**Records for this task**

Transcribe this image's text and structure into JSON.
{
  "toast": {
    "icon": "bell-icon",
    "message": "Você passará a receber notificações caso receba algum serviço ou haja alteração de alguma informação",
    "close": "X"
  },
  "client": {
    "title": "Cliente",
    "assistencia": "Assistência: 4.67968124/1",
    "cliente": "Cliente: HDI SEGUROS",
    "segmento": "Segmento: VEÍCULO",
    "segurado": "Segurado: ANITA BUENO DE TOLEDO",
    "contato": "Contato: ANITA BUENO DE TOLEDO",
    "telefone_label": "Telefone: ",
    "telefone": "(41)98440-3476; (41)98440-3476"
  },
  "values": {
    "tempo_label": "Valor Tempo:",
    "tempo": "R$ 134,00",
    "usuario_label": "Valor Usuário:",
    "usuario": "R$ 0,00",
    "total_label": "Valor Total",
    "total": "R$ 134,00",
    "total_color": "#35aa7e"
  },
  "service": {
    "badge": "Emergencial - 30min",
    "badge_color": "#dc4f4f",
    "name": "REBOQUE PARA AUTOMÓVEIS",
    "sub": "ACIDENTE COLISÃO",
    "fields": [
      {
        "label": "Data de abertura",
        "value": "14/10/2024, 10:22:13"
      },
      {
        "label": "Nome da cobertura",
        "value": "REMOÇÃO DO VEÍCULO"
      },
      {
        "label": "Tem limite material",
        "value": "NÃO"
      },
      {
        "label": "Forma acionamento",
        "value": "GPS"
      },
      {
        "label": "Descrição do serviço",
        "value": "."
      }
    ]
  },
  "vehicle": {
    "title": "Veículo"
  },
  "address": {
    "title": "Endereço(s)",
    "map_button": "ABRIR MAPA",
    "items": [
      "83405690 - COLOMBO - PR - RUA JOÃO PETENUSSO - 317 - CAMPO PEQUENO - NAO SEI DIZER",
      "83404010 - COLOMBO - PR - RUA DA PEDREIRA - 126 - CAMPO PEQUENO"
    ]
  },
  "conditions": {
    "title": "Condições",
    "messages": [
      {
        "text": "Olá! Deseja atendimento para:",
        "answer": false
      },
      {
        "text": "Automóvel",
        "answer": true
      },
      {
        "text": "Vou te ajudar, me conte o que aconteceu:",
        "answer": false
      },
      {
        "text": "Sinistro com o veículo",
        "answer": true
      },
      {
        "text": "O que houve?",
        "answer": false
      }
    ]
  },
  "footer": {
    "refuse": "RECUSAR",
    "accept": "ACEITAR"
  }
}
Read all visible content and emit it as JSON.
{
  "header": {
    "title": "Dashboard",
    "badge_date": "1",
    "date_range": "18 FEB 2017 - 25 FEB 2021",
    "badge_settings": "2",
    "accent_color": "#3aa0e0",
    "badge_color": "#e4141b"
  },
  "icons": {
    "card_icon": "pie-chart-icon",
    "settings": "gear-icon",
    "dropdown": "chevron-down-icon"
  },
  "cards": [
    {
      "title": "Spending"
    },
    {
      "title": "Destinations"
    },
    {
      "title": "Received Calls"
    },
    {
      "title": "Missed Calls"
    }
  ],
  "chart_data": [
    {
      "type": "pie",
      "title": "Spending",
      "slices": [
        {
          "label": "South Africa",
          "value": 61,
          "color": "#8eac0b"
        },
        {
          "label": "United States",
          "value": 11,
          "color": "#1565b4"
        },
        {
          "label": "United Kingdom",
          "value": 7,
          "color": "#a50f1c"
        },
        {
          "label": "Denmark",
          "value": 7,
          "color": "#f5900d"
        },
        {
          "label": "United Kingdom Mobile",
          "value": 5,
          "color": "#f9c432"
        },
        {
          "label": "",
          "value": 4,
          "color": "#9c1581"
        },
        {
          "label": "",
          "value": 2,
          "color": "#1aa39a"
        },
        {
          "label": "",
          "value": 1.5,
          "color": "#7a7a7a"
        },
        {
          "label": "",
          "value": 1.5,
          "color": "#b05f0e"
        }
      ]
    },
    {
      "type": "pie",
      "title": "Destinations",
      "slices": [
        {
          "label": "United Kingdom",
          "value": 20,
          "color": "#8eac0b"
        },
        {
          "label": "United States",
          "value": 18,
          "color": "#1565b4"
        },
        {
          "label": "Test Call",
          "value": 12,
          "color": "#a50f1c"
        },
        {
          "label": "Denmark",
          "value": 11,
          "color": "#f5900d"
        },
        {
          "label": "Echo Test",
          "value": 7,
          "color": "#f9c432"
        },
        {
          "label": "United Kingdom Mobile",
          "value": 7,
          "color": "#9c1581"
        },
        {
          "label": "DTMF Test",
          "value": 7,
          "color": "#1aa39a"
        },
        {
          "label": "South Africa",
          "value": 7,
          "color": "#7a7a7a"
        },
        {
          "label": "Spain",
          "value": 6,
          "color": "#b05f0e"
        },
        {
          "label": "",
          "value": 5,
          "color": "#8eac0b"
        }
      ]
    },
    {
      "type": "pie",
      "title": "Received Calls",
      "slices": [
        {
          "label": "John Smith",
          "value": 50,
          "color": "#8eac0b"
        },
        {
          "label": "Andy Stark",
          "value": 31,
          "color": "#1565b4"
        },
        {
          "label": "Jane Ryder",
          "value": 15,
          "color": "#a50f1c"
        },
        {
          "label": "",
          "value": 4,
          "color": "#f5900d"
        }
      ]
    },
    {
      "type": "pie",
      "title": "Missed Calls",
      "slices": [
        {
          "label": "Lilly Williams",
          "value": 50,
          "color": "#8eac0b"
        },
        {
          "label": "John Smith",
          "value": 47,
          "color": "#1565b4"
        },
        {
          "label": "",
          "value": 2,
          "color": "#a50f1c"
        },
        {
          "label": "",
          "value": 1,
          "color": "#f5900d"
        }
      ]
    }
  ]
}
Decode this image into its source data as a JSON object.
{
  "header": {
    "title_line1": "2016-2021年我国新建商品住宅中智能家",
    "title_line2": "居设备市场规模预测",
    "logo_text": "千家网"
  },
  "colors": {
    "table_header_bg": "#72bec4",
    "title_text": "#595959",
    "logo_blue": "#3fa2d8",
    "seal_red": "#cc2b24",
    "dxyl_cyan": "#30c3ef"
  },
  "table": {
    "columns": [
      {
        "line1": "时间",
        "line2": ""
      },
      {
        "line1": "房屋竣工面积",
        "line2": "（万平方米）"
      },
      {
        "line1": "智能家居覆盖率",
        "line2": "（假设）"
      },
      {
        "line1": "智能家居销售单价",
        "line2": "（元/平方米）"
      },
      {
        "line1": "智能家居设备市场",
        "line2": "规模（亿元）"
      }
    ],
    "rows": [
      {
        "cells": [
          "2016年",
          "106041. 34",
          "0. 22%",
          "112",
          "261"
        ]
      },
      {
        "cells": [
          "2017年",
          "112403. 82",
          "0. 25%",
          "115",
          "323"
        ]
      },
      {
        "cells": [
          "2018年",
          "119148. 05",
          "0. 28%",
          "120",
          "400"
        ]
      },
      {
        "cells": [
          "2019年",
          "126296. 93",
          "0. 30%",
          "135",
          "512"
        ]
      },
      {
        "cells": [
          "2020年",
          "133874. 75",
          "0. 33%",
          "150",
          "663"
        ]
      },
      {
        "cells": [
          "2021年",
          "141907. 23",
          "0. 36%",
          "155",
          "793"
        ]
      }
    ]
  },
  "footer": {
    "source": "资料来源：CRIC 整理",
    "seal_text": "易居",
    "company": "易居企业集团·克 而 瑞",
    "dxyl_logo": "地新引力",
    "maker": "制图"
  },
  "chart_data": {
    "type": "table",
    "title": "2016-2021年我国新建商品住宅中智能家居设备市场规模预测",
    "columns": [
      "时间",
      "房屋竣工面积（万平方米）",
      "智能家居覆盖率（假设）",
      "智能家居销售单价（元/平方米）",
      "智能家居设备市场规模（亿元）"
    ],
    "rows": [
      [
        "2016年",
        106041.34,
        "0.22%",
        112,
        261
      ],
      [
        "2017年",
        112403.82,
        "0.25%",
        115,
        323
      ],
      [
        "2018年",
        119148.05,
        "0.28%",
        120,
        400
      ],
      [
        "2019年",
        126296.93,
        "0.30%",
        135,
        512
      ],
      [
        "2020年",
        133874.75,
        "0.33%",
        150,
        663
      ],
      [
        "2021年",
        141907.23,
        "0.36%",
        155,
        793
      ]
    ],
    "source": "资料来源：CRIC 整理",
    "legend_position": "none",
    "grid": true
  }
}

**Objective**
Filter the data, keeping only the lines that contain "JSON".

**Task solution**
Transcribe this image's text and structure into JSON.
Read all visible content and emit it as JSON.
Decode this image into its source data as a JSON object.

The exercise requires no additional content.